**TASK INSTRUCTIONS**
Print the entries below word for word; the pictures stay out of your copy.

[START OF PROVIDED INFORMATION]

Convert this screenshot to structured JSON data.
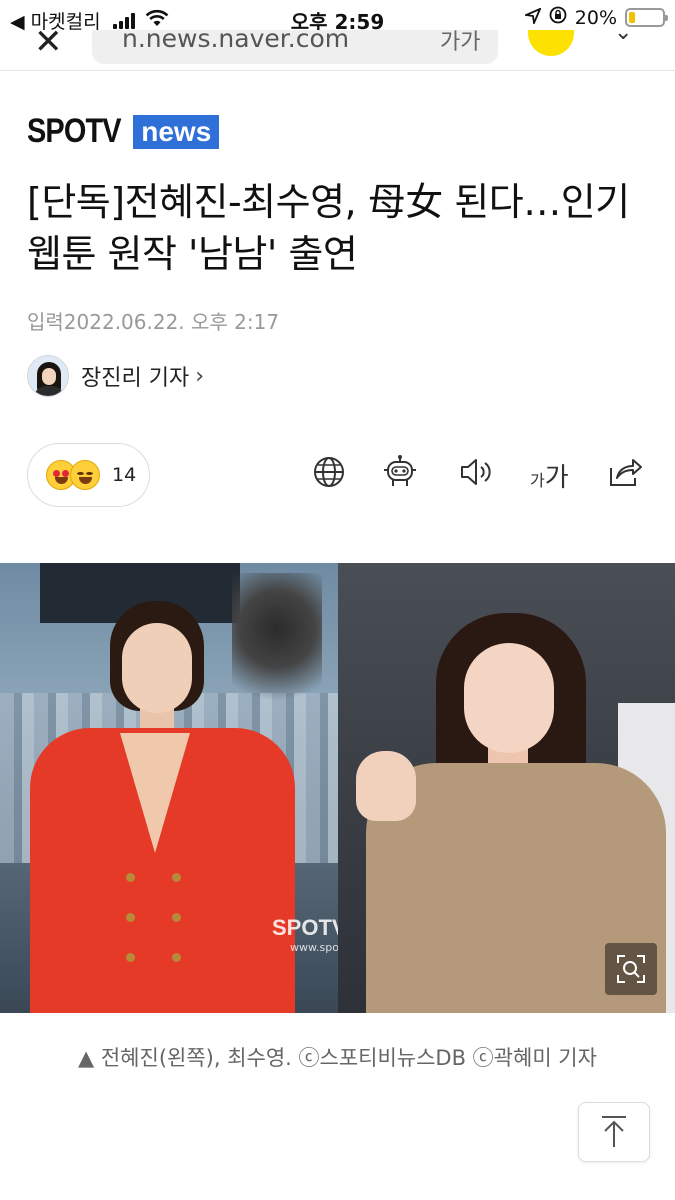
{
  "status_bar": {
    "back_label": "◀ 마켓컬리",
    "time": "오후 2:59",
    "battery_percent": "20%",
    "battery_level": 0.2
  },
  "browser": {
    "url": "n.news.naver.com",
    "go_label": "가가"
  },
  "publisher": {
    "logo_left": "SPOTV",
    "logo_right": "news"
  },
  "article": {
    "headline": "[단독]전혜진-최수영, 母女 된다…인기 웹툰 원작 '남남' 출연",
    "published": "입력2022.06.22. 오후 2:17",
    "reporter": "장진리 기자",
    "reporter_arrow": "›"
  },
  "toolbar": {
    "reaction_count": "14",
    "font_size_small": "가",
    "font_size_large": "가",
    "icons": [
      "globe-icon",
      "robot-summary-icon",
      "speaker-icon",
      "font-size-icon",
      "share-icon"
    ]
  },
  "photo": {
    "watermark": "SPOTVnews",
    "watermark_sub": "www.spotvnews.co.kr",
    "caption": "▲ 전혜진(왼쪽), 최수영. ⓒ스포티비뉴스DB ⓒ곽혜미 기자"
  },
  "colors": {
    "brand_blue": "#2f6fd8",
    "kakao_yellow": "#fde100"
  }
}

[END OF PROVIDED INFORMATION]

**EXERCISE SOLUTION**
Convert this screenshot to structured JSON data.
{
  "status_bar": {
    "back_label": "◀ 마켓컬리",
    "time": "오후 2:59",
    "battery_percent": "20%",
    "battery_level": 0.2
  },
  "browser": {
    "url": "n.news.naver.com",
    "go_label": "가가"
  },
  "publisher": {
    "logo_left": "SPOTV",
    "logo_right": "news"
  },
  "article": {
    "headline": "[단독]전혜진-최수영, 母女 된다…인기 웹툰 원작 '남남' 출연",
    "published": "입력2022.06.22. 오후 2:17",
    "reporter": "장진리 기자",
    "reporter_arrow": "›"
  },
  "toolbar": {
    "reaction_count": "14",
    "font_size_small": "가",
    "font_size_large": "가",
    "icons": [
      "globe-icon",
      "robot-summary-icon",
      "speaker-icon",
      "font-size-icon",
      "share-icon"
    ]
  },
  "photo": {
    "watermark": "SPOTVnews",
    "watermark_sub": "www.spotvnews.co.kr",
    "caption": "▲ 전혜진(왼쪽), 최수영. ⓒ스포티비뉴스DB ⓒ곽혜미 기자"
  },
  "colors": {
    "brand_blue": "#2f6fd8",
    "kakao_yellow": "#fde100"
  }
}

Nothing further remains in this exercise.